» Written problem
Each line containing the word "집행유예를" must be collected.
begin Raw records
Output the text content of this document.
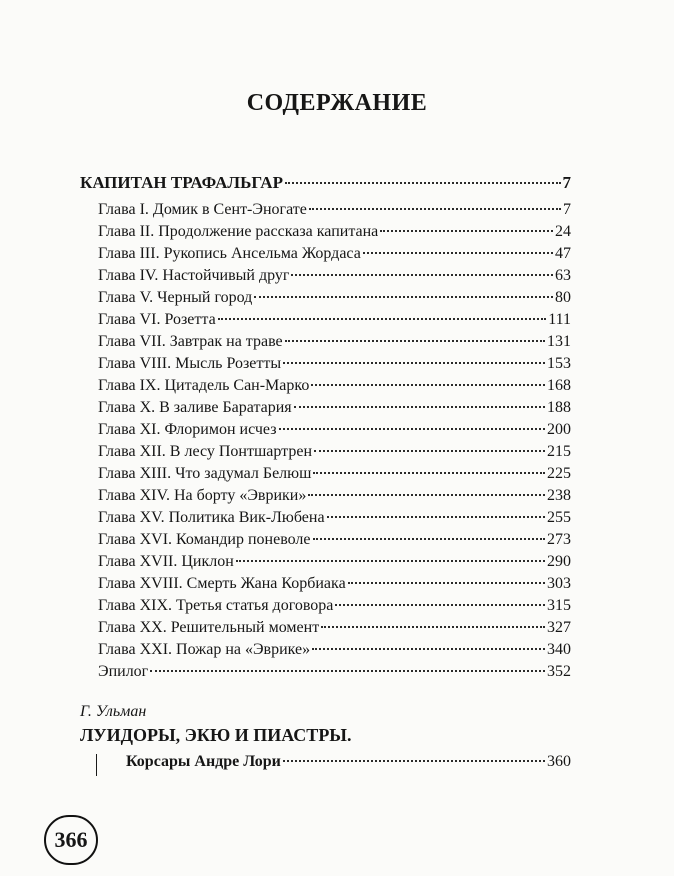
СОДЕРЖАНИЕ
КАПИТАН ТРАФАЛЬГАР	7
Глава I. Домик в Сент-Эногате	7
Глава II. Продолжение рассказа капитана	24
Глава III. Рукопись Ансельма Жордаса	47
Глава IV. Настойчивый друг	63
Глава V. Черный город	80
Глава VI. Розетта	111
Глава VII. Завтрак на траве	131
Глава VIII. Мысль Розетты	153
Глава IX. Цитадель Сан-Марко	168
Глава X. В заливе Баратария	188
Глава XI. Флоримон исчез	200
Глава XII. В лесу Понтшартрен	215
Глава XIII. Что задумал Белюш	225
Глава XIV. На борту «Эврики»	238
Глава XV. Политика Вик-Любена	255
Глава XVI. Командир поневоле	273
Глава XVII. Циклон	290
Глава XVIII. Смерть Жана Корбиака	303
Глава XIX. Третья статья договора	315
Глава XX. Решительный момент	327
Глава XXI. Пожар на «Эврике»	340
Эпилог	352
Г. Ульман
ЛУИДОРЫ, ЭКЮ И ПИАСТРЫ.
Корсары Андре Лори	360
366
end Raw records
begin Raw records
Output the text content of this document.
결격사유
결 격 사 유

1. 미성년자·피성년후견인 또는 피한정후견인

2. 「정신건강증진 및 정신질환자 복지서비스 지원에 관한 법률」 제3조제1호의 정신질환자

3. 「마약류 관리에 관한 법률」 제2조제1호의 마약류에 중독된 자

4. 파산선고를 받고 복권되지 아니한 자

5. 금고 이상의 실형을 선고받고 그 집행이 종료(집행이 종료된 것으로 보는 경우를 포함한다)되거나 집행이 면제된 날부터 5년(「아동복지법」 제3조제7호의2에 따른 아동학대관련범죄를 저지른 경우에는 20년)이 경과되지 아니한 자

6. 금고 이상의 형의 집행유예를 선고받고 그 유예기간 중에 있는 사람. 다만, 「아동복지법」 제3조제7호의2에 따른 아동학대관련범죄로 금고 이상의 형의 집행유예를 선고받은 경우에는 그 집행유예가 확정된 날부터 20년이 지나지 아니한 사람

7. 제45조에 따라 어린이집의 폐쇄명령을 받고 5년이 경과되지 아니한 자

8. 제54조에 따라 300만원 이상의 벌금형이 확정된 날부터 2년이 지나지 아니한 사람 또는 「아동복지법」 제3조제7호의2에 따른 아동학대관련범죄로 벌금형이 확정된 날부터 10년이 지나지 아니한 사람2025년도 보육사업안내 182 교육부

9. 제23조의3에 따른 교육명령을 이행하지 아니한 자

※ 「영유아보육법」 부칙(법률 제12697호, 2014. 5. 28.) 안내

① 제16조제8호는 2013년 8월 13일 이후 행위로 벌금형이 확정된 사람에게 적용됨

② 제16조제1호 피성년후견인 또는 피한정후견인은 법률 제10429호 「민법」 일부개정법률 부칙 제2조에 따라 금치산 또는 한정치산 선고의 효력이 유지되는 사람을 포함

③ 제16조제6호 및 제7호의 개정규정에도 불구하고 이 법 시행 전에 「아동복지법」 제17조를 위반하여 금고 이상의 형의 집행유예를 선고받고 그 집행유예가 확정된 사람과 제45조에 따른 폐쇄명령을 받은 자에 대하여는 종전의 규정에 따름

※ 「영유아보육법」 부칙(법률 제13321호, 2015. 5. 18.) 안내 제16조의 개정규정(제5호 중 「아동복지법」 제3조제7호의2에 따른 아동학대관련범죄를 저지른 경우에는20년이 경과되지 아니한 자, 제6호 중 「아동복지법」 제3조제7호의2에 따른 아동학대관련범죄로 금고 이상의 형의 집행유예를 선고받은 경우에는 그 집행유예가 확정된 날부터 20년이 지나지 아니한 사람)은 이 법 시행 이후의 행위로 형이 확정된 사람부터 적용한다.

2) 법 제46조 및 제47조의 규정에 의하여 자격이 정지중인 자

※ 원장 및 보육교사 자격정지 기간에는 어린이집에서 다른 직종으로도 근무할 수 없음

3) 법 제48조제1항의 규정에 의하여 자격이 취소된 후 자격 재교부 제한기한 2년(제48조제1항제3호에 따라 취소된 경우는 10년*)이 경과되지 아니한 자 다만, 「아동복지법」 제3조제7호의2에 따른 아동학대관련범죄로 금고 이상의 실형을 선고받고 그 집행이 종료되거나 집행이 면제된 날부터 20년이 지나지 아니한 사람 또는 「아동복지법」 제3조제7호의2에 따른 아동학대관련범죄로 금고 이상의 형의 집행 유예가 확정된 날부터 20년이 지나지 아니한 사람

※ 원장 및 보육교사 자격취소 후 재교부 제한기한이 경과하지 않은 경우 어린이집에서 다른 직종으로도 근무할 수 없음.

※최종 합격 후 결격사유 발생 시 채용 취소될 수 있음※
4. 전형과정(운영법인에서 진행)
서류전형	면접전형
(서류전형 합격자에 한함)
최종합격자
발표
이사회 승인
end Raw records
» Problem solution
6. 금고 이상의 형의 집행유예를 선고받고 그 유예기간 중에 있는 사람. 다만, 「아동복지법」 제3조제7호의2에 따른 아동학대관련범죄로 금고 이상의 형의 집행유예를 선고받은 경우에는 그 집행유예가 확정된 날부터 20년이 지나지 아니한 사람
③ 제16조제6호 및 제7호의 개정규정에도 불구하고 이 법 시행 전에 「아동복지법」 제17조를 위반하여 금고 이상의 형의 집행유예를 선고받고 그 집행유예가 확정된 사람과 제45조에 따른 폐쇄명령을 받은 자에 대하여는 종전의 규정에 따름
※ 「영유아보육법」 부칙(법률 제13321호, 2015. 5. 18.) 안내 제16조의 개정규정(제5호 중 「아동복지법」 제3조제7호의2에 따른 아동학대관련범죄를 저지른 경우에는20년이 경과되지 아니한 자, 제6호 중 「아동복지법」 제3조제7호의2에 따른 아동학대관련범죄로 금고 이상의 형의 집행유예를 선고받은 경우에는 그 집행유예가 확정된 날부터 20년이 지나지 아니한 사람)은 이 법 시행 이후의 행위로 형이 확정된 사람부터 적용한다.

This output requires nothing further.